··· MATERIAL SUPPLIED
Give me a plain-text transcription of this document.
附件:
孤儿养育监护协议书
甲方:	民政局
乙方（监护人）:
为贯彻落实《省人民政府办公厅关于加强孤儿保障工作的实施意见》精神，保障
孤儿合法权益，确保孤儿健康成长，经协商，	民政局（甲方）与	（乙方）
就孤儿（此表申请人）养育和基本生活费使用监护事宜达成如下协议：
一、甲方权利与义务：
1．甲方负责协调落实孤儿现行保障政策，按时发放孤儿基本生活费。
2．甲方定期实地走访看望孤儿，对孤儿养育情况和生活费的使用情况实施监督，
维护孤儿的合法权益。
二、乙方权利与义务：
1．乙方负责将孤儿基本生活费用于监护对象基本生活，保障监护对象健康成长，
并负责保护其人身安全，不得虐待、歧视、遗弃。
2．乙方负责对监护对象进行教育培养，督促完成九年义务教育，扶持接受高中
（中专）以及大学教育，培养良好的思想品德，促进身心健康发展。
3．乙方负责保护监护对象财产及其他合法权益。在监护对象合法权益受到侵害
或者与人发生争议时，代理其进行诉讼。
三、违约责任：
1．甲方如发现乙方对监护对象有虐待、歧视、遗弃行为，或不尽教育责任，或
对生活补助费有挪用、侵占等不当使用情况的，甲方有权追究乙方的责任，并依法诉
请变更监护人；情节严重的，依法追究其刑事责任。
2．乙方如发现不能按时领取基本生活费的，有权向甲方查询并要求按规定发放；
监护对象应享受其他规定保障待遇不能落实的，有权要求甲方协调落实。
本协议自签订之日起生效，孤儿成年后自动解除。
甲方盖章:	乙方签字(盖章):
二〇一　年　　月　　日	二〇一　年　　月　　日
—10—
······
_YOUR GOAL_:
Extract the full listing above without altering anything.

_SOLUTION FOR THIS TASK_:
Give me a plain-text transcription of this document.
附件:
孤儿养育监护协议书
甲方:	民政局
乙方（监护人）:
为贯彻落实《省人民政府办公厅关于加强孤儿保障工作的实施意见》精神，保障
孤儿合法权益，确保孤儿健康成长，经协商，	民政局（甲方）与	（乙方）
就孤儿（此表申请人）养育和基本生活费使用监护事宜达成如下协议：
一、甲方权利与义务：
1．甲方负责协调落实孤儿现行保障政策，按时发放孤儿基本生活费。
2．甲方定期实地走访看望孤儿，对孤儿养育情况和生活费的使用情况实施监督，
维护孤儿的合法权益。
二、乙方权利与义务：
1．乙方负责将孤儿基本生活费用于监护对象基本生活，保障监护对象健康成长，
并负责保护其人身安全，不得虐待、歧视、遗弃。
2．乙方负责对监护对象进行教育培养，督促完成九年义务教育，扶持接受高中
（中专）以及大学教育，培养良好的思想品德，促进身心健康发展。
3．乙方负责保护监护对象财产及其他合法权益。在监护对象合法权益受到侵害
或者与人发生争议时，代理其进行诉讼。
三、违约责任：
1．甲方如发现乙方对监护对象有虐待、歧视、遗弃行为，或不尽教育责任，或
对生活补助费有挪用、侵占等不当使用情况的，甲方有权追究乙方的责任，并依法诉
请变更监护人；情节严重的，依法追究其刑事责任。
2．乙方如发现不能按时领取基本生活费的，有权向甲方查询并要求按规定发放；
监护对象应享受其他规定保障待遇不能落实的，有权要求甲方协调落实。
本协议自签订之日起生效，孤儿成年后自动解除。
甲方盖章:	乙方签字(盖章):
二〇一　年　　月　　日	二〇一　年　　月　　日
—10—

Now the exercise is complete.